BEGIN RECORDS FOR THIS EXERCISE
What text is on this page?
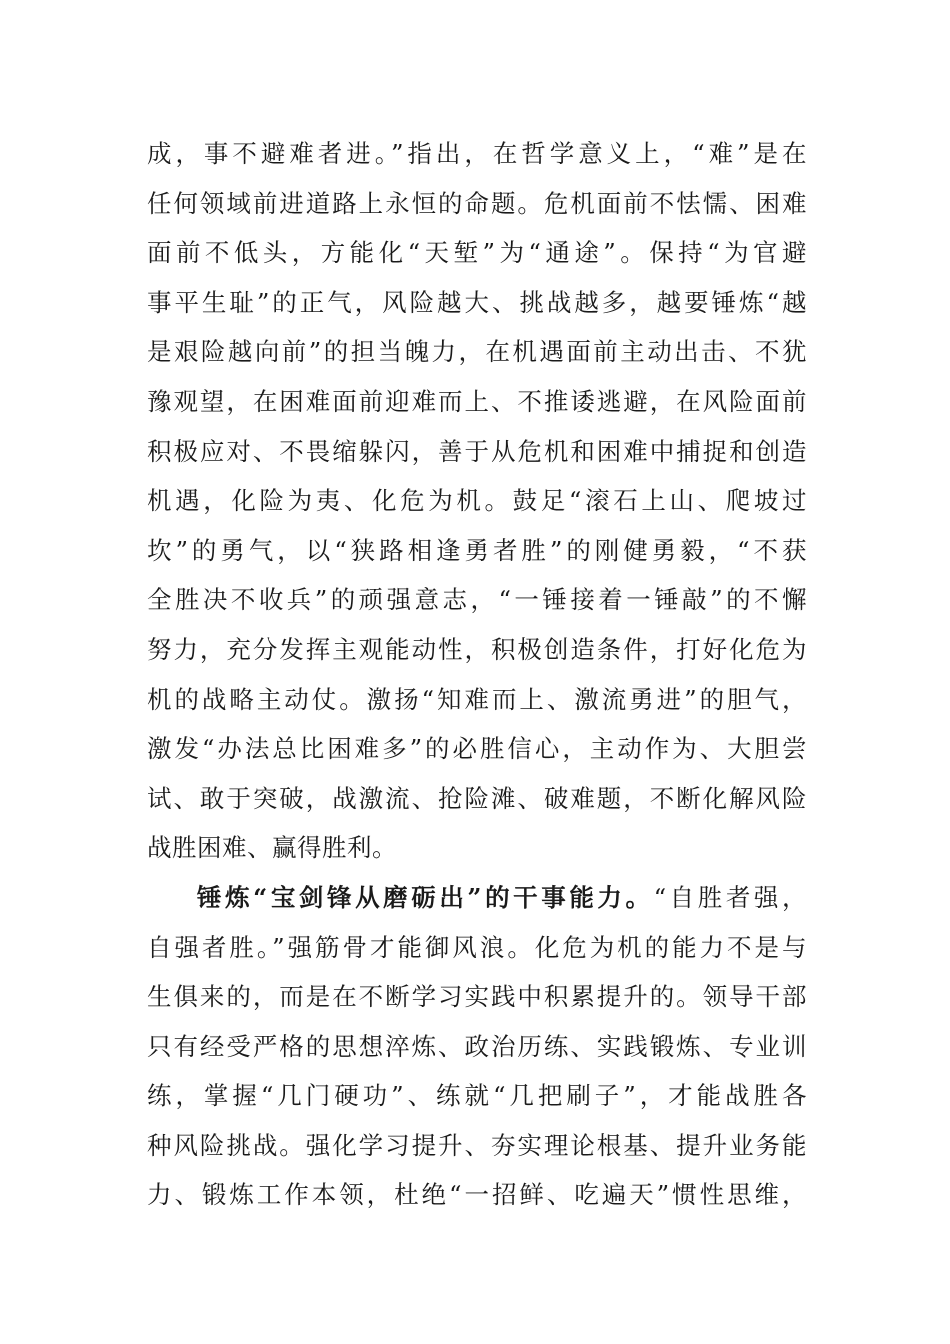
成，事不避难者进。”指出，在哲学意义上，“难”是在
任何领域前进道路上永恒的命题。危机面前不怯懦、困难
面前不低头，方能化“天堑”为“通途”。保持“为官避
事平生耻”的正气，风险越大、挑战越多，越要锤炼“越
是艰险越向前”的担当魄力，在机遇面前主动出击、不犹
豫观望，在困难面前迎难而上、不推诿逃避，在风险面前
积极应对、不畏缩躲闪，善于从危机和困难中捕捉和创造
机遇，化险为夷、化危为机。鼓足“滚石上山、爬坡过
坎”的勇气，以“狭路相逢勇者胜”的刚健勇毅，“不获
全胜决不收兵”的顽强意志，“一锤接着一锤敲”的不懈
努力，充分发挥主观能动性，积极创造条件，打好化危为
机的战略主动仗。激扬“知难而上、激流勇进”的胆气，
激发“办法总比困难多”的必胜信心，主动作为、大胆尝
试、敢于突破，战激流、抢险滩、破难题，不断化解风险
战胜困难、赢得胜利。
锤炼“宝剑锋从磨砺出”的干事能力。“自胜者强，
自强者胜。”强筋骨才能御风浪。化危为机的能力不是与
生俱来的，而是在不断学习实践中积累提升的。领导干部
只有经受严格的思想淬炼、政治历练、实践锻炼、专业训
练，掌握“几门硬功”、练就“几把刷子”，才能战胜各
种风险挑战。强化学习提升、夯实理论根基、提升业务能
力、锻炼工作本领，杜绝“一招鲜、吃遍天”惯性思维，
END RECORDS FOR THIS EXERCISE
## WRITTEN TASK:
Each line of the data should be quoted exactly, with pictures left out.

## EXERCISE SOLUTION:
What text is on this page?
成，事不避难者进。”指出，在哲学意义上，“难”是在
任何领域前进道路上永恒的命题。危机面前不怯懦、困难
面前不低头，方能化“天堑”为“通途”。保持“为官避
事平生耻”的正气，风险越大、挑战越多，越要锤炼“越
是艰险越向前”的担当魄力，在机遇面前主动出击、不犹
豫观望，在困难面前迎难而上、不推诿逃避，在风险面前
积极应对、不畏缩躲闪，善于从危机和困难中捕捉和创造
机遇，化险为夷、化危为机。鼓足“滚石上山、爬坡过
坎”的勇气，以“狭路相逢勇者胜”的刚健勇毅，“不获
全胜决不收兵”的顽强意志，“一锤接着一锤敲”的不懈
努力，充分发挥主观能动性，积极创造条件，打好化危为
机的战略主动仗。激扬“知难而上、激流勇进”的胆气，
激发“办法总比困难多”的必胜信心，主动作为、大胆尝
试、敢于突破，战激流、抢险滩、破难题，不断化解风险
战胜困难、赢得胜利。
锤炼“宝剑锋从磨砺出”的干事能力。“自胜者强，
自强者胜。”强筋骨才能御风浪。化危为机的能力不是与
生俱来的，而是在不断学习实践中积累提升的。领导干部
只有经受严格的思想淬炼、政治历练、实践锻炼、专业训
练，掌握“几门硬功”、练就“几把刷子”，才能战胜各
种风险挑战。强化学习提升、夯实理论根基、提升业务能
力、锻炼工作本领，杜绝“一招鲜、吃遍天”惯性思维，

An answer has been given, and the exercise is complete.